What you are asked to do
Give only the number of lines in the listing below where the string "page" occurs.

::::

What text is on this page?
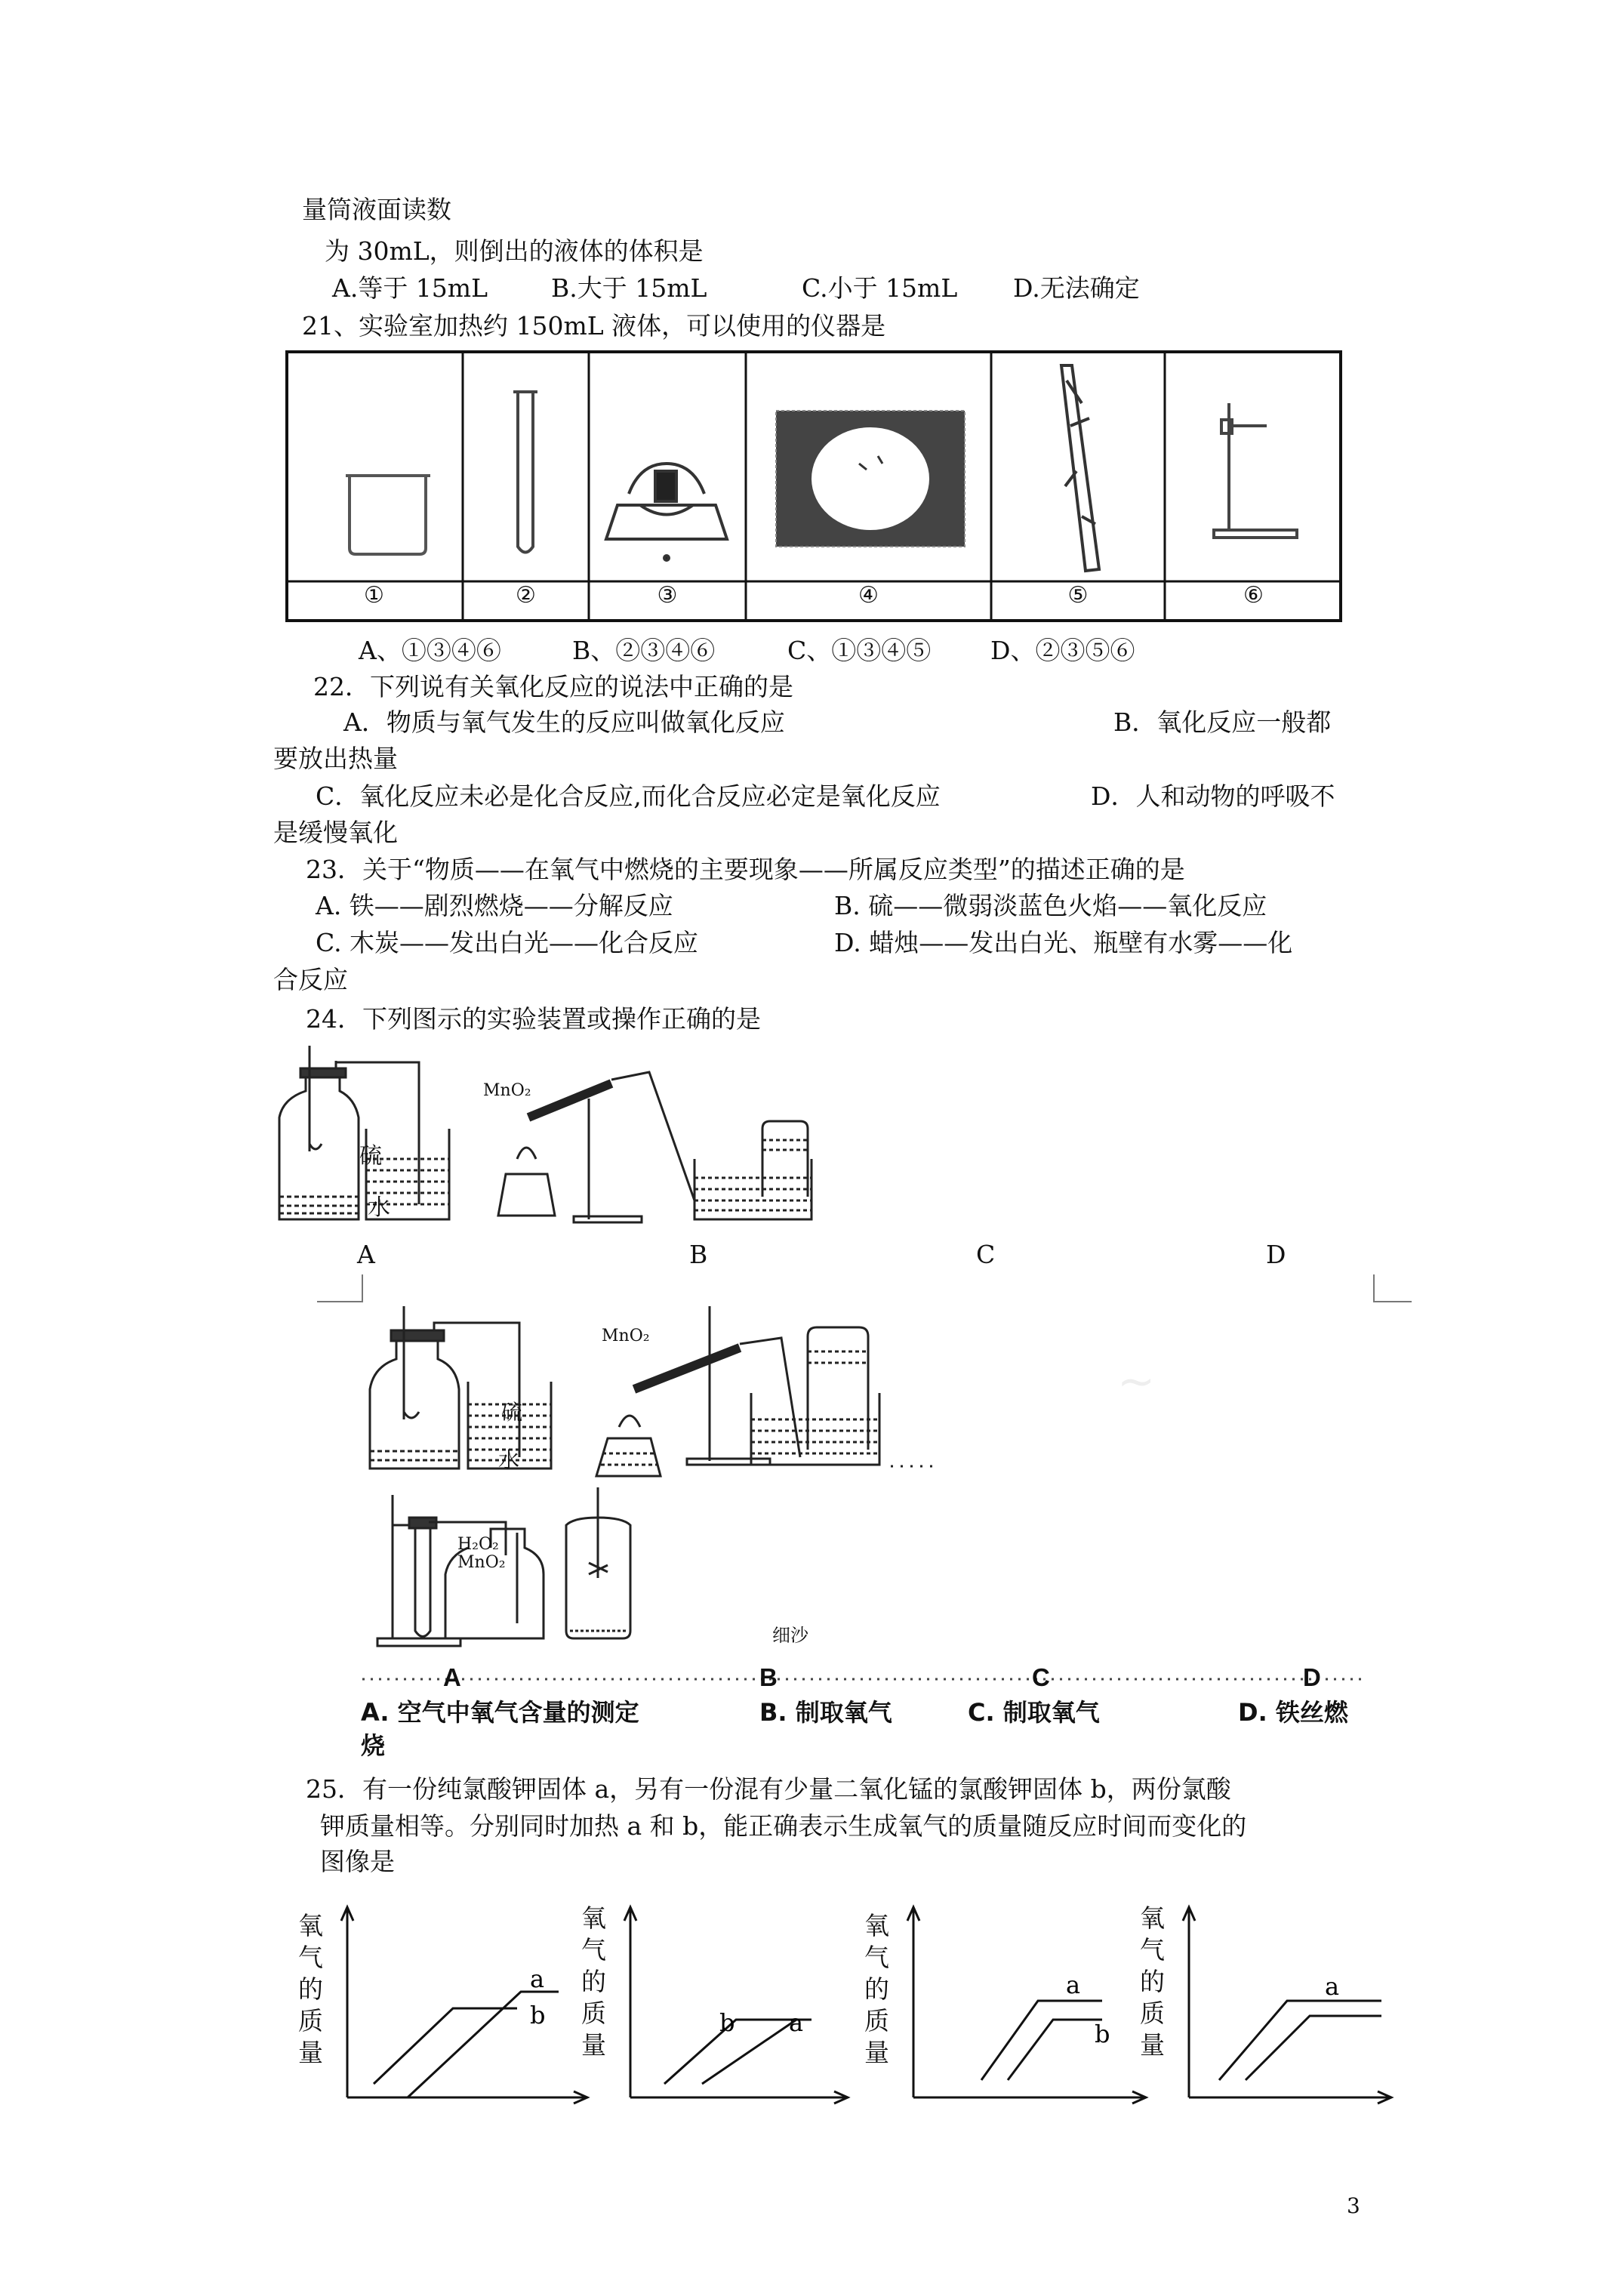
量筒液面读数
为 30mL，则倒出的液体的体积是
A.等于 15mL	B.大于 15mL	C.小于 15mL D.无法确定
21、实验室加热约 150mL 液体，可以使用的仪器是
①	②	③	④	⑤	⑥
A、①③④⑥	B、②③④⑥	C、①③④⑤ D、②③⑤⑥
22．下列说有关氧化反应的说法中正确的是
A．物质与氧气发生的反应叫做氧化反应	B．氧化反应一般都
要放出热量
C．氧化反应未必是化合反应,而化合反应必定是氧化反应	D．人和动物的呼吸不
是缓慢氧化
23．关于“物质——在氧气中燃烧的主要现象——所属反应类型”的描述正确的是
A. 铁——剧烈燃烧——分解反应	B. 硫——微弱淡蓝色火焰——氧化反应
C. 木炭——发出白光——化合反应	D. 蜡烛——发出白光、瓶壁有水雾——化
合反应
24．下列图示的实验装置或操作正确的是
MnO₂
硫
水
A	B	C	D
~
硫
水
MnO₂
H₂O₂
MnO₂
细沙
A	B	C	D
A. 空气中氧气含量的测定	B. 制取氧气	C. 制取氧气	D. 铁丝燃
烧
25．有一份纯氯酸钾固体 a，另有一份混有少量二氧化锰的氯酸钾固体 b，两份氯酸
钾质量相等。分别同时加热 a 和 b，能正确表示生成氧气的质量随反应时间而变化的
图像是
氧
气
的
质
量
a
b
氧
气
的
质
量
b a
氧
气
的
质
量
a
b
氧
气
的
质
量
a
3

::::

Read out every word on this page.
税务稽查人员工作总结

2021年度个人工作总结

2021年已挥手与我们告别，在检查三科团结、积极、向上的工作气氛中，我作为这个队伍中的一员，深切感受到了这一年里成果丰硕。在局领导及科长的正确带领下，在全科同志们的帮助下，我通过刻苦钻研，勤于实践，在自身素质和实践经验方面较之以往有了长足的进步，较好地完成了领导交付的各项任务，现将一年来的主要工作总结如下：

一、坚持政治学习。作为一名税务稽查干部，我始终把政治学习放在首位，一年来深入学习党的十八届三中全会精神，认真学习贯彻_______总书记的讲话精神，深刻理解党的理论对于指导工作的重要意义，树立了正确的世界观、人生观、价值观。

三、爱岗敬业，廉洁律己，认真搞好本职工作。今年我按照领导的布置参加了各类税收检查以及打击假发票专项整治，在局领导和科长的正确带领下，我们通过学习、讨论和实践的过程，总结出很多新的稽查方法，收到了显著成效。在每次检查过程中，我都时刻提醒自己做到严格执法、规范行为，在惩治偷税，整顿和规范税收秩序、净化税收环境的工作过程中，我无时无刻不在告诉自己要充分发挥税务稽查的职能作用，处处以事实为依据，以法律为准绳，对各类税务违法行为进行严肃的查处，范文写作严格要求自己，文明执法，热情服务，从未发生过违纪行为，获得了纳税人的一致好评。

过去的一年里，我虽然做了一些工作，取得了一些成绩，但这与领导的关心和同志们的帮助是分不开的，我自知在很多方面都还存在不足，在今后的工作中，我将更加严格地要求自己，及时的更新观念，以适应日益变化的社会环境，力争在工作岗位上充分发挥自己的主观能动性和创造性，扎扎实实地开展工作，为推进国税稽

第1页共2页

::::

Exercise answer
2